(Records about charts and figures)
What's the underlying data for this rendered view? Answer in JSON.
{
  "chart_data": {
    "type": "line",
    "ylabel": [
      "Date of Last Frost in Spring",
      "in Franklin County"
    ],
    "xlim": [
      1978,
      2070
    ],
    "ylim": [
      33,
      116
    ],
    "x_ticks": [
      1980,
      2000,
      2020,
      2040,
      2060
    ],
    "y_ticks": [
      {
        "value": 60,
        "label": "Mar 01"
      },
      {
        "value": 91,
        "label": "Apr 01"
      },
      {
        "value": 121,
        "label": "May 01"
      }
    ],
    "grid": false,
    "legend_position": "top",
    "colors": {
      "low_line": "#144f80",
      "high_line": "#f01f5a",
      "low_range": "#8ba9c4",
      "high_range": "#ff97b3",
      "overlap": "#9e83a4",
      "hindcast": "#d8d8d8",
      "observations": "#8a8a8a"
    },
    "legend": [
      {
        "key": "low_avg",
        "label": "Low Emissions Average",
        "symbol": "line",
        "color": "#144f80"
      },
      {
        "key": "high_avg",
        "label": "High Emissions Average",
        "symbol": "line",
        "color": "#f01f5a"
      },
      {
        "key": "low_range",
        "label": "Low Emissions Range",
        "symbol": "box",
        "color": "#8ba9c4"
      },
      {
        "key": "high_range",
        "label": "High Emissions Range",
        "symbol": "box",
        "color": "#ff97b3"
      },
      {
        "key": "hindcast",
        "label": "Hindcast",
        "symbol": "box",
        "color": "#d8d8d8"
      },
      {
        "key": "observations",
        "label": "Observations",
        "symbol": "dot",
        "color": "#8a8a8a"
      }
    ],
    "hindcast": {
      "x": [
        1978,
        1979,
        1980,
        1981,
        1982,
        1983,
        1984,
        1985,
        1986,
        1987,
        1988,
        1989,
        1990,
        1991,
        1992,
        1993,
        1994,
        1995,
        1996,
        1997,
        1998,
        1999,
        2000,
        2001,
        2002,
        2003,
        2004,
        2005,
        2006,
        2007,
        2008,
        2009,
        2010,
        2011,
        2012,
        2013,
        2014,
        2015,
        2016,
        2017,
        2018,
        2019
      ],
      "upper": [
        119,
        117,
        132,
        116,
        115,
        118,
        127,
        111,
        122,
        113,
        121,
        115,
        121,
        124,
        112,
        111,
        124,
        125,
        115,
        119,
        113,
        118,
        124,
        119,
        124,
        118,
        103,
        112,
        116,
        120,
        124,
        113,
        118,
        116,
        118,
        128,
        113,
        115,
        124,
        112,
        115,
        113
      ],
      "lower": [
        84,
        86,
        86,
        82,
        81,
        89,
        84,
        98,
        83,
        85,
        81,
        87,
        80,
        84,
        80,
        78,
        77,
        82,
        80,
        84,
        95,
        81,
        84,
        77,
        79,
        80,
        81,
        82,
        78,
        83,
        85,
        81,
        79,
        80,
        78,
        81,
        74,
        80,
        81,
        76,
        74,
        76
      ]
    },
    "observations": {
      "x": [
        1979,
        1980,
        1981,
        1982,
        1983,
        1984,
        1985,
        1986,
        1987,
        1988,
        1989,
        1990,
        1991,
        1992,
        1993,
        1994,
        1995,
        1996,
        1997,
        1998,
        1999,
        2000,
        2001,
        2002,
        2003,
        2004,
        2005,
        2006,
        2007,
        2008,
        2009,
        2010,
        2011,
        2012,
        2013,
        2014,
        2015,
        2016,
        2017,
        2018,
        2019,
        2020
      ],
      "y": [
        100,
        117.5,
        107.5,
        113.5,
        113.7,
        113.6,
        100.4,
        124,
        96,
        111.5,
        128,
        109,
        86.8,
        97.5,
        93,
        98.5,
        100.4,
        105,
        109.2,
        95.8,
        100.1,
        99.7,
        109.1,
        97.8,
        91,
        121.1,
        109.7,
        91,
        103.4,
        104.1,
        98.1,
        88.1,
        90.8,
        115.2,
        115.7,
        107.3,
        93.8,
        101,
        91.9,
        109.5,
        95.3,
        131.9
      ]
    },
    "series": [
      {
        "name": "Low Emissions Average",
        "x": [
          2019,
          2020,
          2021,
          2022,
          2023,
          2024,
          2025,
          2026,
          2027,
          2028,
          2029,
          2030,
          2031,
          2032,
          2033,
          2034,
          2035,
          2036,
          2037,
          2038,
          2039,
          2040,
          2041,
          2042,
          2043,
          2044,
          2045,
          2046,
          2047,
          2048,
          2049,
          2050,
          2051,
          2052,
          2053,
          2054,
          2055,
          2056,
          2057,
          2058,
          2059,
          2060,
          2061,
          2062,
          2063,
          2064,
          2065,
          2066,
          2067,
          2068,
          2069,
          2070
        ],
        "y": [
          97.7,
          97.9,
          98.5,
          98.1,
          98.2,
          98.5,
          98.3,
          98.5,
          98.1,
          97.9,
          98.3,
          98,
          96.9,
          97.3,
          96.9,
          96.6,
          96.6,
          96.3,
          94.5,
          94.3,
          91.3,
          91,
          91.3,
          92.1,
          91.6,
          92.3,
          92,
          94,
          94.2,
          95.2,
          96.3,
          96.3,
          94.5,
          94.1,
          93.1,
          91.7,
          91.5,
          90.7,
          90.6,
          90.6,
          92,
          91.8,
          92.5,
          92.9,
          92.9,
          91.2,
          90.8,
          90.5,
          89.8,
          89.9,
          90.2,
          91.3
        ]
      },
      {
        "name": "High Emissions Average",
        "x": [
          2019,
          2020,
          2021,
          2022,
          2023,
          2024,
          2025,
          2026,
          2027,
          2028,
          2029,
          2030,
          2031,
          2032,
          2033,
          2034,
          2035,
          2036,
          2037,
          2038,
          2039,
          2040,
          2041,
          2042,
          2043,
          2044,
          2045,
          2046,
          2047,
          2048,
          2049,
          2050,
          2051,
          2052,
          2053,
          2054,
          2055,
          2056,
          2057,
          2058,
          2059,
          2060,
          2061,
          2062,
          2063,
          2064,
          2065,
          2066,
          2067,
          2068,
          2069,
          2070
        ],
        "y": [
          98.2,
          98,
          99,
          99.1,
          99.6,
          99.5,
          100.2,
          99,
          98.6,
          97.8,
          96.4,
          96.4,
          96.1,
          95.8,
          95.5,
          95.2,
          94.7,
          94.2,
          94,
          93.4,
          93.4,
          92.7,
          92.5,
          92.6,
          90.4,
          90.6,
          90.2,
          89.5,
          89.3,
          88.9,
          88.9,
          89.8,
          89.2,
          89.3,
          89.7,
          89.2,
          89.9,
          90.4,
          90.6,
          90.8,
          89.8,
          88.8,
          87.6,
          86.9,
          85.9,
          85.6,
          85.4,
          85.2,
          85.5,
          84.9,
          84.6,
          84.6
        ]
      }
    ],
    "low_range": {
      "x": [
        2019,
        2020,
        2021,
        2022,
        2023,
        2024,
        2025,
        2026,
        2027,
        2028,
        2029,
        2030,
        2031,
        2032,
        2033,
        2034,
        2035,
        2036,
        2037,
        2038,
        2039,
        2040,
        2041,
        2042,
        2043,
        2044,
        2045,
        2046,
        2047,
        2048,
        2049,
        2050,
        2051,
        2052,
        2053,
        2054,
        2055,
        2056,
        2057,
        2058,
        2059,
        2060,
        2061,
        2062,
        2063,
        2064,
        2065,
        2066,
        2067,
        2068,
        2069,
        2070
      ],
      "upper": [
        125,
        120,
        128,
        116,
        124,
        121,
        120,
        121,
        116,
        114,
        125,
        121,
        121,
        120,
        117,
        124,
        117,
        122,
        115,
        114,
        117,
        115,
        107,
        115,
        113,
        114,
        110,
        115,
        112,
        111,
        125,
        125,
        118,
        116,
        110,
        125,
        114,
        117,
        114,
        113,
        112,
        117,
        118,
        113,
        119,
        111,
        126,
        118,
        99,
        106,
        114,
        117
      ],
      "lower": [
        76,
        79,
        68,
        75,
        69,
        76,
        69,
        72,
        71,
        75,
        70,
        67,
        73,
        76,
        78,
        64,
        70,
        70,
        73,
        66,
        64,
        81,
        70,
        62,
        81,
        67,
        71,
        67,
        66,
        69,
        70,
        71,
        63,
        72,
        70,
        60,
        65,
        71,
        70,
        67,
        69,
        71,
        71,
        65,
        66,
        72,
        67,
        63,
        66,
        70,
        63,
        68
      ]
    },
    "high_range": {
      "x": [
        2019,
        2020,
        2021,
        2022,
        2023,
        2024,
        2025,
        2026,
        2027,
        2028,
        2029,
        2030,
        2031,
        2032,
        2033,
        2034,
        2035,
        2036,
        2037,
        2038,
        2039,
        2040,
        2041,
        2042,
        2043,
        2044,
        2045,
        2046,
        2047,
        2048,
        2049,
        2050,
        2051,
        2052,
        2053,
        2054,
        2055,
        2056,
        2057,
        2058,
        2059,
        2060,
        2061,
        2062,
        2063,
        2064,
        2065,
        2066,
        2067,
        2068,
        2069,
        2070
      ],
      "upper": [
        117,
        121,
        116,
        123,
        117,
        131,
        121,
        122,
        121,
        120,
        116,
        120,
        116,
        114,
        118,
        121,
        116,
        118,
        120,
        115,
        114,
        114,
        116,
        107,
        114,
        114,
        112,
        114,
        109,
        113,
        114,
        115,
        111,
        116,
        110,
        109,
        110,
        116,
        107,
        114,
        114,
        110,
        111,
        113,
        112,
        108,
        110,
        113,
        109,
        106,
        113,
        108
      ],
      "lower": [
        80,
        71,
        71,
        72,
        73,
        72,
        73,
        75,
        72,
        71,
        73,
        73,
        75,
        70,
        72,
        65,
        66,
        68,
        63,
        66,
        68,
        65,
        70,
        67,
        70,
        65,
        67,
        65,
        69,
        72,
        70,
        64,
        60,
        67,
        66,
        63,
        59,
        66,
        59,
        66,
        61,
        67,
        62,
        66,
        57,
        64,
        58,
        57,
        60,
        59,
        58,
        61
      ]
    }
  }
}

> [WHAT IS ASKED]: Filter the listing above for the string "name" and copy every matching line.

> [TASK RESPONSE]:
        "name": "Low Emissions Average",
        "name": "High Emissions Average",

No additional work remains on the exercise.